(Extracted records)
##########

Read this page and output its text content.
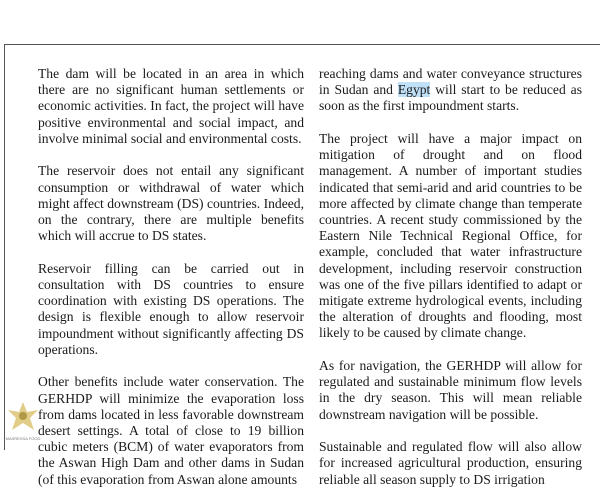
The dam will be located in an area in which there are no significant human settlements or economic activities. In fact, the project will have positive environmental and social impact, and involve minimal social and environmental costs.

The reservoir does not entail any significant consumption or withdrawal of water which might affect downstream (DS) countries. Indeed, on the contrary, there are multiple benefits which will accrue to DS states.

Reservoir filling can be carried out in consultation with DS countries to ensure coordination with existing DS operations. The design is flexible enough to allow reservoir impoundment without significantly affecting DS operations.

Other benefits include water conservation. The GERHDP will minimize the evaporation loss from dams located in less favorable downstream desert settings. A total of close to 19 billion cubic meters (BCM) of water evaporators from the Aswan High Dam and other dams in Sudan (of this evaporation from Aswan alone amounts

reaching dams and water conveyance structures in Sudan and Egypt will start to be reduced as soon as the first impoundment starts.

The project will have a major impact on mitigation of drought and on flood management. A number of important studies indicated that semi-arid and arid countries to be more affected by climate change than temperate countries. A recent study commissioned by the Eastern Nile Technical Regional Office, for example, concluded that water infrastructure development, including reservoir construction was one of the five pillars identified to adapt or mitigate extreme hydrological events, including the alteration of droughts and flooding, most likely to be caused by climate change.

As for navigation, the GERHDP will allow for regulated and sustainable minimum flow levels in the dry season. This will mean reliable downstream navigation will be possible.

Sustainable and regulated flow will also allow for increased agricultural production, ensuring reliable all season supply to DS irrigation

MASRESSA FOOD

##########

The problem
The entries above should be reproduced exactly, without their pictures.

Finished answer
Read this page and output its text content.
The dam will be located in an area in which there are no significant human settlements or economic activities. In fact, the project will have positive environmental and social impact, and involve minimal social and environmental costs.

The reservoir does not entail any significant consumption or withdrawal of water which might affect downstream (DS) countries. Indeed, on the contrary, there are multiple benefits which will accrue to DS states.

Reservoir filling can be carried out in consultation with DS countries to ensure coordination with existing DS operations. The design is flexible enough to allow reservoir impoundment without significantly affecting DS operations.

Other benefits include water conservation. The GERHDP will minimize the evaporation loss from dams located in less favorable downstream desert settings. A total of close to 19 billion cubic meters (BCM) of water evaporators from the Aswan High Dam and other dams in Sudan (of this evaporation from Aswan alone amounts

reaching dams and water conveyance structures in Sudan and Egypt will start to be reduced as soon as the first impoundment starts.

The project will have a major impact on mitigation of drought and on flood management. A number of important studies indicated that semi-arid and arid countries to be more affected by climate change than temperate countries. A recent study commissioned by the Eastern Nile Technical Regional Office, for example, concluded that water infrastructure development, including reservoir construction was one of the five pillars identified to adapt or mitigate extreme hydrological events, including the alteration of droughts and flooding, most likely to be caused by climate change.

As for navigation, the GERHDP will allow for regulated and sustainable minimum flow levels in the dry season. This will mean reliable downstream navigation will be possible.

Sustainable and regulated flow will also allow for increased agricultural production, ensuring reliable all season supply to DS irrigation

MASRESSA FOOD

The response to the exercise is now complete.